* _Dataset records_
====

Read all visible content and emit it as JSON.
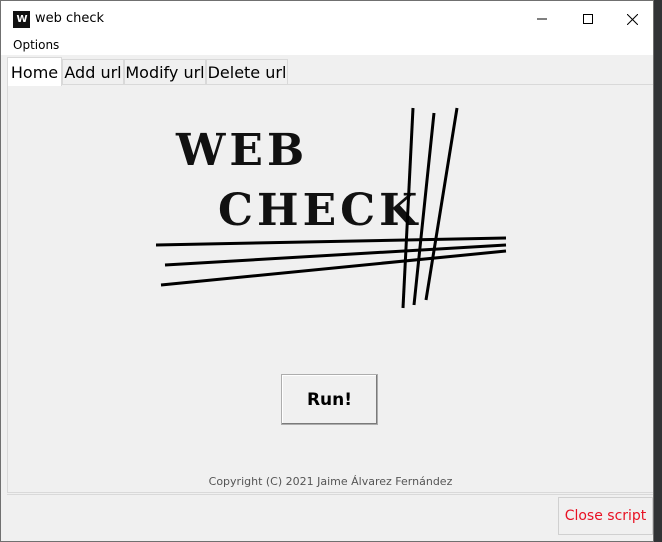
{
  "window": {
    "title": "web check",
    "icon_text": "W",
    "controls": [
      "minimize-icon",
      "maximize-icon",
      "close-icon"
    ]
  },
  "menu": {
    "options_label": "Options"
  },
  "tabs": [
    {
      "label": "Home",
      "active": true
    },
    {
      "label": "Add url",
      "active": false
    },
    {
      "label": "Modify url",
      "active": false
    },
    {
      "label": "Delete url",
      "active": false
    }
  ],
  "logo": {
    "line1": "WEB",
    "line2": "CHECK"
  },
  "run_label": "Run!",
  "copyright": "Copyright (C) 2021 Jaime Álvarez Fernández",
  "close_label": "Close script",
  "colors": {
    "close_text": "#e81123",
    "panel_bg": "#f0f0f0",
    "titlebar_bg": "#ffffff"
  }
}
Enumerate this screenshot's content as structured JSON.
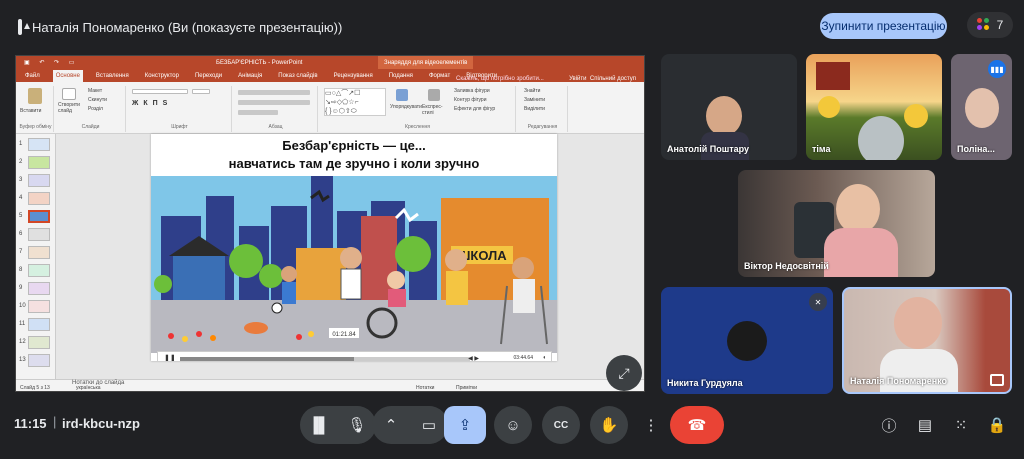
{
  "meeting": {
    "presenter_label": "Наталія Пономаренко (Ви (показуєте презентацію))",
    "stop_button": "Зупинити презентацію",
    "participants_count": "7",
    "time": "11:15",
    "code": "ird-kbcu-nzp"
  },
  "ppt": {
    "doc_title": "БЕЗБАР'ЄРНІСТЬ - PowerPoint",
    "context_tab": "Знаряддя для відеоелементів",
    "tabs": [
      "Файл",
      "Основне",
      "Вставлення",
      "Конструктор",
      "Переходи",
      "Анімація",
      "Показ слайдів",
      "Рецензування",
      "Подання",
      "Формат",
      "Відтворити"
    ],
    "search_hint": "Скажіть, що потрібно зробити...",
    "sign_in": "Увійти",
    "share": "Спільний доступ",
    "ribbon_groups": [
      "Буфер обміну",
      "Слайди",
      "Шрифт",
      "Абзац",
      "Креслення",
      "Редагування"
    ],
    "ribbon_items": {
      "paste": "Вставити",
      "new_slide": "Створити слайд",
      "layout": "Макет",
      "reset": "Скинути",
      "section": "Розділ",
      "arrange": "Упорядкувати",
      "quick_styles": "Експрес-стилі",
      "fill": "Заливка фігури",
      "outline": "Контур фігури",
      "effects": "Ефекти для фігур",
      "find": "Знайти",
      "replace": "Замінити",
      "select": "Виділити"
    },
    "slide_title_1": "Безбар'єрність — це...",
    "slide_title_2": "навчатись там де зручно і коли зручно",
    "school_sign": "ШКОЛА",
    "video_current": "01:21.84",
    "video_total": "03:44.64",
    "notes_label": "Нотатки до слайда",
    "status_slide": "Слайд 5 з 13",
    "status_lang": "українська",
    "status_notes": "Нотатки",
    "status_comments": "Примітки",
    "thumb_numbers": [
      "1",
      "2",
      "3",
      "4",
      "5",
      "6",
      "7",
      "8",
      "9",
      "10",
      "11",
      "12",
      "13"
    ]
  },
  "participants": [
    {
      "name": "Анатолій Поштару"
    },
    {
      "name": "тіма"
    },
    {
      "name": "Поліна..."
    },
    {
      "name": "Віктор Недосвітній"
    },
    {
      "name": "Никита Гурдуяла"
    },
    {
      "name": "Наталія Пономаренко"
    }
  ],
  "colors": {
    "background": "#202124",
    "accent": "#a8c7fa",
    "ppt_red": "#b7472a",
    "end_call": "#ea4335",
    "tile_blue": "#1e3a8a"
  },
  "icons": {
    "present": "present-to-all-icon",
    "captions": "captions-icon",
    "mic": "mic-icon",
    "camera": "camera-icon"
  }
}
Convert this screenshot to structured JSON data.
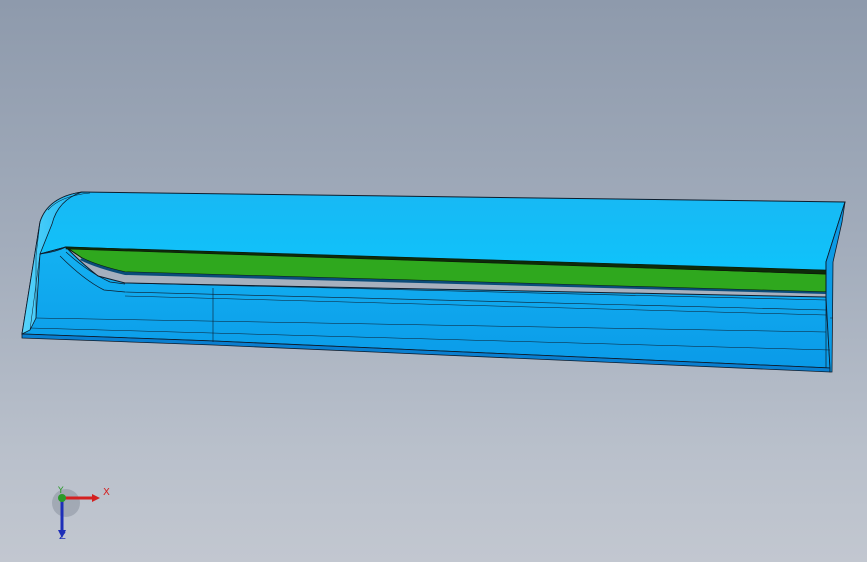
{
  "viewport": {
    "background_top": "#8e9aac",
    "background_bottom": "#c2c7d0"
  },
  "model": {
    "body_color": "#12bff6",
    "side_face_color": "#0a8fe0",
    "insert_color": "#2fa81e",
    "edge_color": "#0d1c2c"
  },
  "triad": {
    "x_label": "X",
    "y_label": "Y",
    "z_label": "Z",
    "x_color": "#d42020",
    "y_color": "#2a9a2a",
    "z_color": "#1e2fb8"
  }
}
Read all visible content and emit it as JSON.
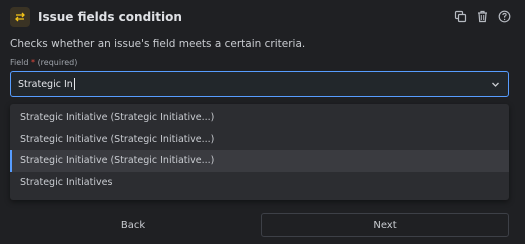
{
  "header": {
    "title": "Issue fields condition",
    "badge_icon": "swap-arrows-icon",
    "icons": [
      "duplicate-icon",
      "trash-icon",
      "help-icon"
    ]
  },
  "description": "Checks whether an issue's field meets a certain criteria.",
  "field": {
    "label": "Field",
    "required_marker": "*",
    "required_hint": "(required)",
    "value": "Strategic In"
  },
  "dropdown": {
    "options": [
      {
        "label": "Strategic Initiative (Strategic Initiative...)"
      },
      {
        "label": "Strategic Initiative (Strategic Initiative...)"
      },
      {
        "label": "Strategic Initiative (Strategic Initiative...)",
        "highlighted": true
      },
      {
        "label": "Strategic Initiatives"
      }
    ]
  },
  "footer": {
    "back_label": "Back",
    "next_label": "Next"
  },
  "colors": {
    "accent": "#579dff",
    "badge": "#f5c518",
    "required": "#e2483d"
  }
}
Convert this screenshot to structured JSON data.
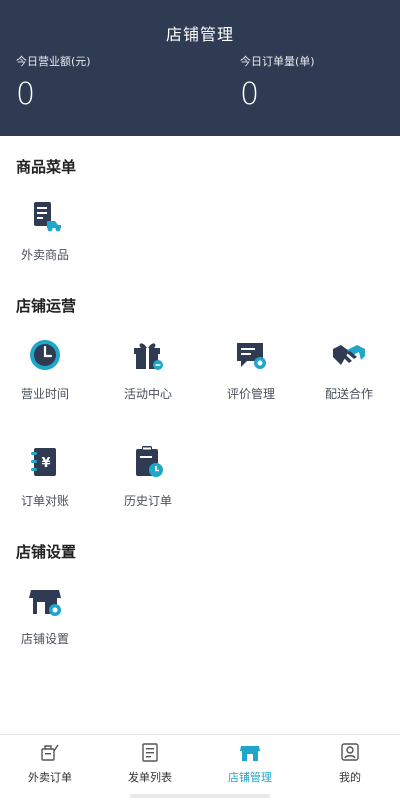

====

* _REQUIRED WORK_
Repeat the data in full and exactly. Omit pictures.

* _PROBLEM SOLUTION_
Read all visible content and emit it as JSON.
{
  "window": {
    "title": "web check",
    "icon_text": "W",
    "controls": [
      "minimize-icon",
      "maximize-icon",
      "close-icon"
    ]
  },
  "menu": {
    "options_label": "Options"
  },
  "tabs": [
    {
      "label": "Home",
      "active": true
    },
    {
      "label": "Add url",
      "active": false
    },
    {
      "label": "Modify url",
      "active": false
    },
    {
      "label": "Delete url",
      "active": false
    }
  ],
  "logo": {
    "line1": "WEB",
    "line2": "CHECK"
  },
  "run_label": "Run!",
  "copyright": "Copyright (C) 2021 Jaime Álvarez Fernández",
  "close_label": "Close script",
  "colors": {
    "close_text": "#e81123",
    "panel_bg": "#f0f0f0",
    "titlebar_bg": "#ffffff"
  }
}
Enumerate this screenshot's content as structured JSON.
{
  "meeting": {
    "presenter_label": "Наталія Пономаренко (Ви (показуєте презентацію))",
    "stop_button": "Зупинити презентацію",
    "participants_count": "7",
    "time": "11:15",
    "code": "ird-kbcu-nzp"
  },
  "ppt": {
    "doc_title": "БЕЗБАР'ЄРНІСТЬ - PowerPoint",
    "context_tab": "Знаряддя для відеоелементів",
    "tabs": [
      "Файл",
      "Основне",
      "Вставлення",
      "Конструктор",
      "Переходи",
      "Анімація",
      "Показ слайдів",
      "Рецензування",
      "Подання",
      "Формат",
      "Відтворити"
    ],
    "search_hint": "Скажіть, що потрібно зробити...",
    "sign_in": "Увійти",
    "share": "Спільний доступ",
    "ribbon_groups": [
      "Буфер обміну",
      "Слайди",
      "Шрифт",
      "Абзац",
      "Креслення",
      "Редагування"
    ],
    "ribbon_items": {
      "paste": "Вставити",
      "new_slide": "Створити слайд",
      "layout": "Макет",
      "reset": "Скинути",
      "section": "Розділ",
      "arrange": "Упорядкувати",
      "quick_styles": "Експрес-стилі",
      "fill": "Заливка фігури",
      "outline": "Контур фігури",
      "effects": "Ефекти для фігур",
      "find": "Знайти",
      "replace": "Замінити",
      "select": "Виділити"
    },
    "slide_title_1": "Безбар'єрність — це...",
    "slide_title_2": "навчатись там де зручно і коли зручно",
    "school_sign": "ШКОЛА",
    "video_current": "01:21.84",
    "video_total": "03:44.64",
    "notes_label": "Нотатки до слайда",
    "status_slide": "Слайд 5 з 13",
    "status_lang": "українська",
    "status_notes": "Нотатки",
    "status_comments": "Примітки",
    "thumb_numbers": [
      "1",
      "2",
      "3",
      "4",
      "5",
      "6",
      "7",
      "8",
      "9",
      "10",
      "11",
      "12",
      "13"
    ]
  },
  "participants": [
    {
      "name": "Анатолій Поштару"
    },
    {
      "name": "тіма"
    },
    {
      "name": "Поліна..."
    },
    {
      "name": "Віктор Недосвітній"
    },
    {
      "name": "Никита Гурдуяла"
    },
    {
      "name": "Наталія Пономаренко"
    }
  ],
  "colors": {
    "background": "#202124",
    "accent": "#a8c7fa",
    "ppt_red": "#b7472a",
    "end_call": "#ea4335",
    "tile_blue": "#1e3a8a"
  },
  "icons": {
    "present": "present-to-all-icon",
    "captions": "captions-icon",
    "mic": "mic-icon",
    "camera": "camera-icon"
  }
}
Convert this screenshot to structured JSON data.
{
  "viewport": {
    "background_top": "#8e9aac",
    "background_bottom": "#c2c7d0"
  },
  "model": {
    "body_color": "#12bff6",
    "side_face_color": "#0a8fe0",
    "insert_color": "#2fa81e",
    "edge_color": "#0d1c2c"
  },
  "triad": {
    "x_label": "X",
    "y_label": "Y",
    "z_label": "Z",
    "x_color": "#d42020",
    "y_color": "#2a9a2a",
    "z_color": "#1e2fb8"
  }
}
Read all visible content and emit it as JSON.
{
  "header": {
    "title": "Issue fields condition",
    "badge_icon": "swap-arrows-icon",
    "icons": [
      "duplicate-icon",
      "trash-icon",
      "help-icon"
    ]
  },
  "description": "Checks whether an issue's field meets a certain criteria.",
  "field": {
    "label": "Field",
    "required_marker": "*",
    "required_hint": "(required)",
    "value": "Strategic In"
  },
  "dropdown": {
    "options": [
      {
        "label": "Strategic Initiative (Strategic Initiative...)"
      },
      {
        "label": "Strategic Initiative (Strategic Initiative...)"
      },
      {
        "label": "Strategic Initiative (Strategic Initiative...)",
        "highlighted": true
      },
      {
        "label": "Strategic Initiatives"
      }
    ]
  },
  "footer": {
    "back_label": "Back",
    "next_label": "Next"
  },
  "colors": {
    "accent": "#579dff",
    "badge": "#f5c518",
    "required": "#e2483d"
  }
}
Convert this screenshot to structured JSON data.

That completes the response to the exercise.